WRITTEN INSTRUCTION → Copy every line that holds "Sounds".

DATA ROWS →

● ● ● ●

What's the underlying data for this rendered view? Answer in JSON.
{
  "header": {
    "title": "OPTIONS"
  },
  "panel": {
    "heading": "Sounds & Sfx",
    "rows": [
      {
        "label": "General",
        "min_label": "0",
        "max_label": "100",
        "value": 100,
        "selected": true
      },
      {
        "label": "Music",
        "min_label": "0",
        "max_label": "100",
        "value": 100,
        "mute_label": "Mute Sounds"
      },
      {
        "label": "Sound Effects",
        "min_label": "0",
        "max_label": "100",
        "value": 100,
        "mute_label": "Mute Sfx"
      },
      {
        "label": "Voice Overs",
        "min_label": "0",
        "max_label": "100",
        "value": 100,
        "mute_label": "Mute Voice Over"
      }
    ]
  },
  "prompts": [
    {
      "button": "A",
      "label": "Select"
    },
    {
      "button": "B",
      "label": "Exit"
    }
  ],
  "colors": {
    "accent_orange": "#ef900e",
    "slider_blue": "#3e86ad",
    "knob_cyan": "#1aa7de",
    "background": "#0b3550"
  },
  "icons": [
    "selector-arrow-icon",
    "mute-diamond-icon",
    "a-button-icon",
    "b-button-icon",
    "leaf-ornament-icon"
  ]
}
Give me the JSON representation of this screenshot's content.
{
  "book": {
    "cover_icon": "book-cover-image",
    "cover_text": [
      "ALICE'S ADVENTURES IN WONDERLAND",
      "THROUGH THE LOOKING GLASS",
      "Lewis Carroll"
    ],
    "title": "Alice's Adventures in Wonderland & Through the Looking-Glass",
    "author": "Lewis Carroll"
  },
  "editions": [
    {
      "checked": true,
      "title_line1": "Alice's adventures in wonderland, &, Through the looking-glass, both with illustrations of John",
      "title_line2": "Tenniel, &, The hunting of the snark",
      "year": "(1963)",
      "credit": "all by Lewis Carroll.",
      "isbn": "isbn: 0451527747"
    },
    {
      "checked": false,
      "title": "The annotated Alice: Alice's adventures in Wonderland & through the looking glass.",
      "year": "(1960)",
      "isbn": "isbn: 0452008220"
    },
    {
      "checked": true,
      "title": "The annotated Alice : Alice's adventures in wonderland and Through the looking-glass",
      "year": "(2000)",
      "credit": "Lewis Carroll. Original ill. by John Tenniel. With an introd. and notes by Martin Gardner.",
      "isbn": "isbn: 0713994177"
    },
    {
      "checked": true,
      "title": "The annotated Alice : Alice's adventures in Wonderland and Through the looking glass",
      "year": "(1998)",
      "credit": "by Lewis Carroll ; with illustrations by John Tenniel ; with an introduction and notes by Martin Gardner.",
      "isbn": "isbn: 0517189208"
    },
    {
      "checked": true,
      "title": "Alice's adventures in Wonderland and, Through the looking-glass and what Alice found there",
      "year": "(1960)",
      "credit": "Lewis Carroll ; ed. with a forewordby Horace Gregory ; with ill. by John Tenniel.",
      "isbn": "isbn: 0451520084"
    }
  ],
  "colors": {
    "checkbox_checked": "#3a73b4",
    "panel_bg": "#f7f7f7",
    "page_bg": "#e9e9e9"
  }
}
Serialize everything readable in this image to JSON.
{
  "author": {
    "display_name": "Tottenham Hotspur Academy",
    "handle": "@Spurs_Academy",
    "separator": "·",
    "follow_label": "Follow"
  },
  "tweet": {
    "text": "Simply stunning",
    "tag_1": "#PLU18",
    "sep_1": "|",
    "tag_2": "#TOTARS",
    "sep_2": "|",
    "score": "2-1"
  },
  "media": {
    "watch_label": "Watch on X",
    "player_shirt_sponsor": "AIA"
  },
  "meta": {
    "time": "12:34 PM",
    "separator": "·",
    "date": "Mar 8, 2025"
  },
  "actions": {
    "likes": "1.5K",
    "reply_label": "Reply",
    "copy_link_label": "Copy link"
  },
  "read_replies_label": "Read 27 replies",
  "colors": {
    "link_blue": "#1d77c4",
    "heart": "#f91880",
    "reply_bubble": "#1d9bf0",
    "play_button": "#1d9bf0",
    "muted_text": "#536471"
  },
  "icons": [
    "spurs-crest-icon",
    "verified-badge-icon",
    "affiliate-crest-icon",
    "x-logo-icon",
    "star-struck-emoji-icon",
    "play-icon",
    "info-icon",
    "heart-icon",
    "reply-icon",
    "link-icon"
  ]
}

● ● ● ●

SOLUTION →
    "heading": "Sounds & Sfx",
        "mute_label": "Mute Sounds"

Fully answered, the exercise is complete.